EXERCISE DESCRIPTION
Repeat each entry in full, exactly.

MATERIALS PROVIDED
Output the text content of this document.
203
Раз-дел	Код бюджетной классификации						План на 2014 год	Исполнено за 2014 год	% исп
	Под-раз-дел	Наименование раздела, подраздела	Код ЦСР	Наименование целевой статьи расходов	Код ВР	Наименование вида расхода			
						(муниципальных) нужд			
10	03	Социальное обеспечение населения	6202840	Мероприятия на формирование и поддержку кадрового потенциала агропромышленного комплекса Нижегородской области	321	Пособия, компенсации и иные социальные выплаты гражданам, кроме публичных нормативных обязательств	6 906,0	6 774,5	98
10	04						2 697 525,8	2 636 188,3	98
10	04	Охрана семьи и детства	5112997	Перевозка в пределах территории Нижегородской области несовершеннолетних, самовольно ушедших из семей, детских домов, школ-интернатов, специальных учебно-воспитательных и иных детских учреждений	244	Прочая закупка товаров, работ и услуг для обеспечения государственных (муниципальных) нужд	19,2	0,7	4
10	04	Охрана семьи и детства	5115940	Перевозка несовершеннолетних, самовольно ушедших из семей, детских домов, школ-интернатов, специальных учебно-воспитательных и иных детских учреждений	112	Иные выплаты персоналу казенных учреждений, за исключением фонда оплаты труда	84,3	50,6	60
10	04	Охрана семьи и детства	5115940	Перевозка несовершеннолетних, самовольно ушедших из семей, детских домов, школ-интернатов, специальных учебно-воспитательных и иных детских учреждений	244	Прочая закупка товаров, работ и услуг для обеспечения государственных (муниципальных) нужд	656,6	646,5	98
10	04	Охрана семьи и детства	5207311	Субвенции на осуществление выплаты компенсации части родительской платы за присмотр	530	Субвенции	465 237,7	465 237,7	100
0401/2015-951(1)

WRITTEN SOLUTION
Output the text content of this document.
203
Раз-дел	Код бюджетной классификации						План на 2014 год	Исполнено за 2014 год	% исп
	Под-раз-дел	Наименование раздела, подраздела	Код ЦСР	Наименование целевой статьи расходов	Код ВР	Наименование вида расхода			
						(муниципальных) нужд			
10	03	Социальное обеспечение населения	6202840	Мероприятия на формирование и поддержку кадрового потенциала агропромышленного комплекса Нижегородской области	321	Пособия, компенсации и иные социальные выплаты гражданам, кроме публичных нормативных обязательств	6 906,0	6 774,5	98
10	04						2 697 525,8	2 636 188,3	98
10	04	Охрана семьи и детства	5112997	Перевозка в пределах территории Нижегородской области несовершеннолетних, самовольно ушедших из семей, детских домов, школ-интернатов, специальных учебно-воспитательных и иных детских учреждений	244	Прочая закупка товаров, работ и услуг для обеспечения государственных (муниципальных) нужд	19,2	0,7	4
10	04	Охрана семьи и детства	5115940	Перевозка несовершеннолетних, самовольно ушедших из семей, детских домов, школ-интернатов, специальных учебно-воспитательных и иных детских учреждений	112	Иные выплаты персоналу казенных учреждений, за исключением фонда оплаты труда	84,3	50,6	60
10	04	Охрана семьи и детства	5115940	Перевозка несовершеннолетних, самовольно ушедших из семей, детских домов, школ-интернатов, специальных учебно-воспитательных и иных детских учреждений	244	Прочая закупка товаров, работ и услуг для обеспечения государственных (муниципальных) нужд	656,6	646,5	98
10	04	Охрана семьи и детства	5207311	Субвенции на осуществление выплаты компенсации части родительской платы за присмотр	530	Субвенции	465 237,7	465 237,7	100
0401/2015-951(1)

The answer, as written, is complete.